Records
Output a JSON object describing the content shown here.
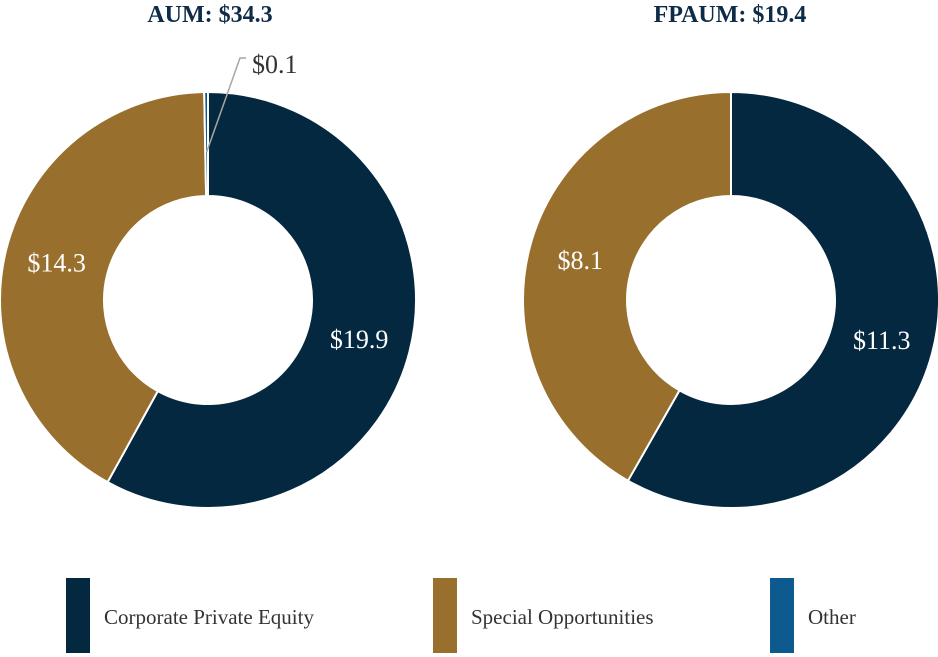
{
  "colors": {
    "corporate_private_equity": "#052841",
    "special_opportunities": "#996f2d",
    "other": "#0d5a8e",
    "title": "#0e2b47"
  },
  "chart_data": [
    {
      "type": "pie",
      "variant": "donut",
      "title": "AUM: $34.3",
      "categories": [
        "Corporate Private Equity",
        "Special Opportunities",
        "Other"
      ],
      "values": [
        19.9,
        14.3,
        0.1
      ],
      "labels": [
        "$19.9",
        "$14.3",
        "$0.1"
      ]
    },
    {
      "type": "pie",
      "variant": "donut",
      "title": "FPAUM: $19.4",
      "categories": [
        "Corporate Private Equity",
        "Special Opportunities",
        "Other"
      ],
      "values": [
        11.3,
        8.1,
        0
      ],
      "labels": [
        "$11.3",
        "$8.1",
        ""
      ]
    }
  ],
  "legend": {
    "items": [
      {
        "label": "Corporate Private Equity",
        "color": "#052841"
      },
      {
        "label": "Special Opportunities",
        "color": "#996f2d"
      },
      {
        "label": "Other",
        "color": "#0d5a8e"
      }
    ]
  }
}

==

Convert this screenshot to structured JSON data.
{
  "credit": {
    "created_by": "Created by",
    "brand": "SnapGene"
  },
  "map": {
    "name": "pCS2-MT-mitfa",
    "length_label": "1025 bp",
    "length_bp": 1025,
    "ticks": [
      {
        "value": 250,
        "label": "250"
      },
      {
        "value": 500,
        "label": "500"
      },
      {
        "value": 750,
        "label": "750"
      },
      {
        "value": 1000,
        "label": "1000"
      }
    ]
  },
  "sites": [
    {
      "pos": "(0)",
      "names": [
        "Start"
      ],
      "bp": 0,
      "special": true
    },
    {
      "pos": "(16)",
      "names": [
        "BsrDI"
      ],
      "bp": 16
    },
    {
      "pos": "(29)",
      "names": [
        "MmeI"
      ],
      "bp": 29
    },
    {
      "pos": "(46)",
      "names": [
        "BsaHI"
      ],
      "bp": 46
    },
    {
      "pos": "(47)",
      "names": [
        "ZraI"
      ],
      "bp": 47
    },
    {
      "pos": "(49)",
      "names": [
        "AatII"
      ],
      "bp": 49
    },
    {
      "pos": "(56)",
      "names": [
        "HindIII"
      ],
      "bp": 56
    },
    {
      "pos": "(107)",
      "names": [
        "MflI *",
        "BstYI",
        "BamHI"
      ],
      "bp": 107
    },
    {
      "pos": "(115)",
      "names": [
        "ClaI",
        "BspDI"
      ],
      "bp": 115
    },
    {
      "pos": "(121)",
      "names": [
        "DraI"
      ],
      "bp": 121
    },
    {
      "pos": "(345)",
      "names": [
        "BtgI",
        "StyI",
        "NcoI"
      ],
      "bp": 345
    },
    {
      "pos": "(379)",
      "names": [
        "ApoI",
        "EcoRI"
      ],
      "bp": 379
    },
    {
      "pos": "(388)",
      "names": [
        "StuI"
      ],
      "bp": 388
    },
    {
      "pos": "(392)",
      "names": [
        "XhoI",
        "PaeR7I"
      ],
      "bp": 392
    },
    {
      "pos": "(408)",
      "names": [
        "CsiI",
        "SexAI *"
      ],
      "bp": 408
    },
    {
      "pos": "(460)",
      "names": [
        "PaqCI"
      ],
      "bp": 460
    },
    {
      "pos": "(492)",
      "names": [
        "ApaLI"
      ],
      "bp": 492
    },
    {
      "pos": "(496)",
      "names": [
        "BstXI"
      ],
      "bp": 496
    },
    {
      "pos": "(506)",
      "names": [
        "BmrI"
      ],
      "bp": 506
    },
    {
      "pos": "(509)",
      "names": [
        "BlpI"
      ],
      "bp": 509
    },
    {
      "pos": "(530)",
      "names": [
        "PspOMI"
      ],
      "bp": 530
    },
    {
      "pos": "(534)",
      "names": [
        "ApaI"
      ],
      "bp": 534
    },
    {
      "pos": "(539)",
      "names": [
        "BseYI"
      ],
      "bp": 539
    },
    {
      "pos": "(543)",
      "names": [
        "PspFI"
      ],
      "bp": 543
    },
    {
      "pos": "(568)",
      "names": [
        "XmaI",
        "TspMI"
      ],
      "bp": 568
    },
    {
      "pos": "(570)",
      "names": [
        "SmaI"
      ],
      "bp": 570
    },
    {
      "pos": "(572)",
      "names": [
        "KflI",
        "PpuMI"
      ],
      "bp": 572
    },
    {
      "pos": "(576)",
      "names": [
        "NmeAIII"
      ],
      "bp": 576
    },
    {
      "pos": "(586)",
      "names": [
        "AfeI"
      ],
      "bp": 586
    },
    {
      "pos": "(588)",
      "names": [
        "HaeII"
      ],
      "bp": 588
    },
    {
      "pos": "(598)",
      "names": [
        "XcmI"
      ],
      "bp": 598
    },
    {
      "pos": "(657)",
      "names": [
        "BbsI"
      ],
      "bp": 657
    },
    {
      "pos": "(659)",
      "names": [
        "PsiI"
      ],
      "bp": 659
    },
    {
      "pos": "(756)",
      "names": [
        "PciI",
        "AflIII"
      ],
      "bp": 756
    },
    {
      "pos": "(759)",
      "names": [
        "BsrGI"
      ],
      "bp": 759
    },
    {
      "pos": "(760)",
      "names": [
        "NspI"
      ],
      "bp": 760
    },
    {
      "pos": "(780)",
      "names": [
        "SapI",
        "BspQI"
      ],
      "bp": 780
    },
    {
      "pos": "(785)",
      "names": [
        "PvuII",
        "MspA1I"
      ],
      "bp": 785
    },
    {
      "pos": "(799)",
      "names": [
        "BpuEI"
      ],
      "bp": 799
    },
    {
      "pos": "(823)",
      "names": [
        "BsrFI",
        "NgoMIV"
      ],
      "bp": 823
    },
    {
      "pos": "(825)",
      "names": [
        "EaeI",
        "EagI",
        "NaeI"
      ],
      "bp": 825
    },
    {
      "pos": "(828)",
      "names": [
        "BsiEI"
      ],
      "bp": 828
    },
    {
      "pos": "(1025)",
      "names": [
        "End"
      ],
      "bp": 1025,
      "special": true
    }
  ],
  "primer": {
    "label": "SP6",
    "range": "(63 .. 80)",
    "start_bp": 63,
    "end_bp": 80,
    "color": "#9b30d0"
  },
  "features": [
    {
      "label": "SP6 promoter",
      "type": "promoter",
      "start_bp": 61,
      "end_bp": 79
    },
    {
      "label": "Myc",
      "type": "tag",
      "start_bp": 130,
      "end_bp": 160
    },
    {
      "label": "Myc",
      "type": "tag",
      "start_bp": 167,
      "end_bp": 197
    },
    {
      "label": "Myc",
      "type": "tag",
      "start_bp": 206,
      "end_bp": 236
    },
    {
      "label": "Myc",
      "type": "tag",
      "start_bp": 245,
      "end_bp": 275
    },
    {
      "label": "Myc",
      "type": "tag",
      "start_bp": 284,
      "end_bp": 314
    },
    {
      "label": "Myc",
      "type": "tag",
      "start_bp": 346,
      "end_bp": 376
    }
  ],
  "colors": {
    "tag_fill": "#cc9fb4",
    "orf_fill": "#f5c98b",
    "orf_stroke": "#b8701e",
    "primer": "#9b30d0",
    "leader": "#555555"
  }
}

_TASK REQUIREMENTS_
Pull every line containing "JSON" out of the data above.

_ANSWER IN FULL_
Output a JSON object describing the content shown here.
Convert this screenshot to structured JSON data.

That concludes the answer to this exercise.